Menteri Senior Singapura, Lee Kuan Yew dalam sebuah pidatonya
beberapa tahun yang silam mengatakan bahwa Singapura bisa menjadi sebuah negara
yang maju dan unggul seperti saat ini adalah berkat sistem meritokrasi
pemerintahan yang diterapkannya. Singapura merupakan negara
metropolitan sempurna, yang semuanya tertata secara tertib, rapih, indah, aman,
dan nyaman.
Gubernur DKI Jakarta, Basuki Tjahaya Purnama alias Ahok pun
ketika menjawab pertanyaan wartawan terkait dengan pembangunan Jakarta
meyatakan, “saya ini meritokrasi.” Ahok mengatakan memimpin ibukota
adalah kesempatannya untuk menunjukkan bahwa hasil kerja dan meritokrasi dapat
mengalahkan politik identitas. Berkat Ahok, kampung-kampung kumuh di
Jakarta nyaris tak ada lagi, pedagang-pedagang kaki lima mulai tak nampak di
jalanan, masyarakat miskin dipindahkan ke Rusunnawa, areal kosong disulap menjadi
wilayah taman yang indah dan rapi. Jakarta menjadi semakin tertib, rapih
dan indah.
Sistem Meritokrasi
Meritokrasi adalah tata kelola organisasi yang menjadikan
kemampuan (capability) sebagai tolok ukur utamanya. Dengan sistem
meritokrasi, penghargaan untuk menduduki sebuah jabatan diberikan hanya kepada
mereka yang mempunyai kemampuan dan prestasi tanpa memandang latar belakang
etnis, agama, afiliasi politik, atau status sosial, bahkan pula dari tingkat
pendidikan yang dicapainya.

__________________________________________________

Sebutkan semua latar belakang yang, menurut teks tentang meritokrasi di atas, tidak dipandang dalam pemberian jabatan dengan sistem meritokrasi.

Data yang diberikan -
__________________________________________________

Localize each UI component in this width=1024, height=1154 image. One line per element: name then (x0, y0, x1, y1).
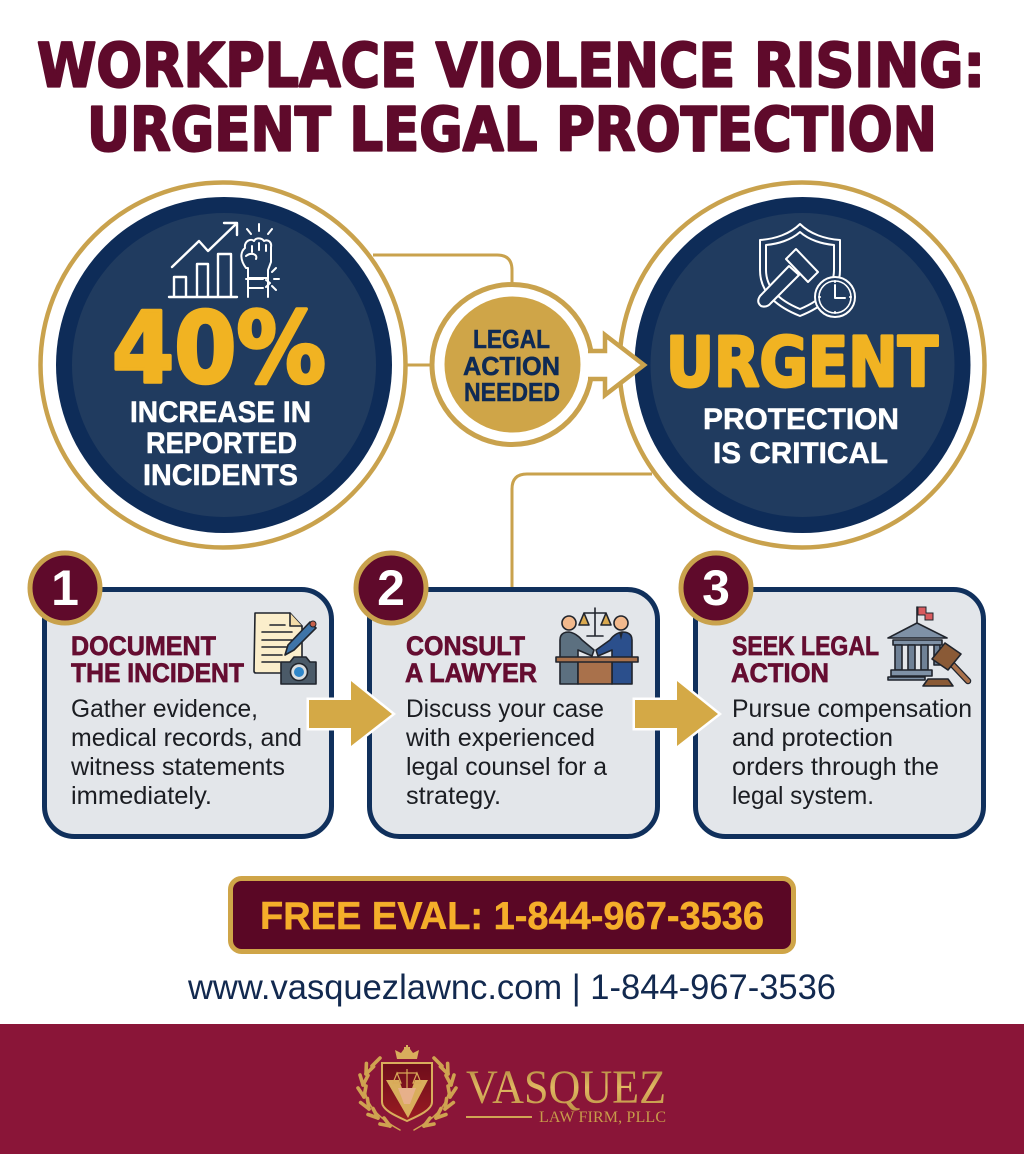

__________________________________________________

Jawaban -
- etnis
- agama
- afiliasi politik
- status sosial
- tingkat pendidikan yang dicapai